BEREITGESTELLTER TEXT>

.....

Rz. 71

Eine Abmahnung kann grundsätzlich formfrei ausgesprochen werden, also insbesondere auch mündlich.[91] Wegen der strengen inhaltlichen Anforderungen kann jedoch nur dringend empfohlen werden, die Schriftform zur Beweissicherung einzuhalten. Abmahnungsberechtigt sind diejenigen Vorgesetzten, die maßgebliche Weisungsbefugnisse gegenüber dem betroffenen Mitarbeiter haben. Dies muss nicht zwingend der Arbeitgeber selbst (Geschäftsführer, Vorstand) sein. In Betracht kommen alle Personen, denen intern Weisungsbefugnisse eingeräumt wurden, wie beispielsweise Abteilungsleiter oder Personalleiter.[92]

 

Rz. 72

Inhaltlich müssen bei einer Abmahnung zwingend bestimmte Voraussetzungen erfüllt werden. Zunächst muss das Fehlverhalten genau nach Inhalt, Ort, Zeitpunkt und beteiligten Personen bezeichnet werden. Damit wird der notwendigen Dokumentationsfunktion der Abmahnung Rechnung getragen. Bloße allgemeine Wertungen sind nicht ausreichend und machen die Abmahnung bereits aus diesem Grunde unwirksam.

 

Rz. 73

 

Praxishinweis

Sind einem Mitarbeiter verschiedene abmahnungswürdige Verfehlungen vorzuhalten, sollten gesonderte Einzelabmahnungen ausgesprochen werden. Denn bei nicht ausreichend konkretisiertem Sachverhalt eines gerügten Fehlverhaltens oder fehlender sachlicher Berechtigung nur eines einzelnen Vorwurfes ist die Abmahnung insgesamt rechtsunwirksam, selbst wenn andere Vorwürfe in derselben Abmahnung gerechtfertigt sind.[93]

 

Rz. 74

Neben der Dokumentationsfunktion muss auch die Hinweisfunktion der Abmahnung erfüllt werden. Der Arbeitnehmer muss also konkret darauf hingewiesen werden, dass ein bestimmtes Verhalten als vertragswidrig angesehen wird. Abgeschlossen wird die Abmahnung mit der konkreten Kündigungsandrohung (Warnfunktion). Fehlt die Kündigungsandrohung, ist die Abmahnung schon aus diesem Grunde rechtsunwirksam.[94] Dem Arbeitnehmer müssen die Sanktionen im Wiederholungsfalle deutlich bewusst sein. Nicht ausreichend sind undeutliche Formulierungen, die lediglich mögliche Sanktionen einbeziehen (Beispiel: Im Wiederholungsfall müssen Sie mit weiteren Maßnahmen rechnen.).[95] Bei weiteren Maßnahmen und/oder weiteren Sanktionen könnte es sich auch lediglich um den Ausspruch einer weiteren Abmahnung handeln. Solche Unsicherheiten müssen durch eine klare Formulierung vermieden werden.

.....

Datensatzeinträge:
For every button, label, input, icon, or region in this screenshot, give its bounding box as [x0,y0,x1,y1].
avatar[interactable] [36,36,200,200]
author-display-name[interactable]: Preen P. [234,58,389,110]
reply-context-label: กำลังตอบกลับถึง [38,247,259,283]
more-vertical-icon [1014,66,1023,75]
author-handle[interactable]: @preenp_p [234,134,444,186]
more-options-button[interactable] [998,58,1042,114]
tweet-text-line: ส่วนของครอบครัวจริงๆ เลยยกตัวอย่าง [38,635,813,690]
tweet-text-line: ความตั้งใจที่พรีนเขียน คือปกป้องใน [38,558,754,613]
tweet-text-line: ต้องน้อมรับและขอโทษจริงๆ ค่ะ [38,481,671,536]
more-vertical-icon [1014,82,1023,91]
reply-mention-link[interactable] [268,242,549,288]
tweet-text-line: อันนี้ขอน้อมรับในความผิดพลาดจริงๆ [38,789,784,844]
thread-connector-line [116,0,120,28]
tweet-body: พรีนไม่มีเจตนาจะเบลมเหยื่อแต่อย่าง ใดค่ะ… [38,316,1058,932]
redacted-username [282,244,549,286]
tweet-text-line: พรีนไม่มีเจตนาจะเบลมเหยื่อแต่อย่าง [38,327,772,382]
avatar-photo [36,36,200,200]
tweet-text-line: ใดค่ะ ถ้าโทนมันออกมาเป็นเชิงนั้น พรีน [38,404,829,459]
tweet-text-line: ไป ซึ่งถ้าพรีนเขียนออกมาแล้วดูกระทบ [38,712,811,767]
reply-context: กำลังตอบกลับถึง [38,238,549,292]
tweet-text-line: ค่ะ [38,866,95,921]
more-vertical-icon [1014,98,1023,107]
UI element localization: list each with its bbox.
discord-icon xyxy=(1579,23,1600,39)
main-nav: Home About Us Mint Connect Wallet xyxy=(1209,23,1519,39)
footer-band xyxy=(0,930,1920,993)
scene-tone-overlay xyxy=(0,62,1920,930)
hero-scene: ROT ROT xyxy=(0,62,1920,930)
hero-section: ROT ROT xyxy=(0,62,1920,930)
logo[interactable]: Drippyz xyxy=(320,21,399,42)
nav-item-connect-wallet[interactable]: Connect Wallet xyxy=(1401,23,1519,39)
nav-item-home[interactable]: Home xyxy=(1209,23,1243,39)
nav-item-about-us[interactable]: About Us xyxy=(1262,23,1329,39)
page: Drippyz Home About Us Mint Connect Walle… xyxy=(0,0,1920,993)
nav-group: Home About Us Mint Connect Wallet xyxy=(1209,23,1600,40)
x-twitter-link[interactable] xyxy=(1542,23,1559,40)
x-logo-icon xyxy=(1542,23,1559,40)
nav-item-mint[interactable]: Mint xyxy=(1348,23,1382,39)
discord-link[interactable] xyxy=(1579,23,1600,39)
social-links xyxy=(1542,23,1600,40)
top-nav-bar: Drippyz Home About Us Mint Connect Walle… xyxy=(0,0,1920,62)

.....

DIE AUFGABEN>
a: Gib aus dem Text über die Abmahnung den Abschnitt wortgetreu wieder, der bei „Inhaltlich müssen bei“ beginnt und bei „diesem Grunde unwirksam.“ endet.
b: Wandle die gespeicherten Zeilen, beginnend mit der ersten und endend mit der Zeile, die „tweet-text-line: ส่วนของครอบครัวจริงๆ เลยยกตัวอย่าง“ enthält, in eine JSON-Liste von Zeichenketten um. Verwende eine Zeichenkette pro Zeile und lass Leerzeilen aus.

LÖSUNGEN>
a:
Inhaltlich müssen bei einer Abmahnung zwingend bestimmte Voraussetzungen erfüllt werden. Zunächst muss das Fehlverhalten genau nach Inhalt, Ort, Zeitpunkt und beteiligten Personen bezeichnet werden. Damit wird der notwendigen Dokumentationsfunktion der Abmahnung Rechnung getragen. Bloße allgemeine Wertungen sind nicht ausreichend und machen die Abmahnung bereits aus diesem Grunde unwirksam.

b:
[
  "For every button, label, input, icon, or region in this screenshot, give its bounding box as [x0,y0,x1,y1].",
  "avatar[interactable] [36,36,200,200]",
  "author-display-name[interactable]: Preen P. [234,58,389,110]",
  "reply-context-label: กำลังตอบกลับถึง [38,247,259,283]",
  "more-vertical-icon [1014,66,1023,75]",
  "author-handle[interactable]: @preenp_p [234,134,444,186]",
  "more-options-button[interactable] [998,58,1042,114]",
  "tweet-text-line: ส่วนของครอบครัวจริงๆ เลยยกตัวอย่าง [38,635,813,690]"
]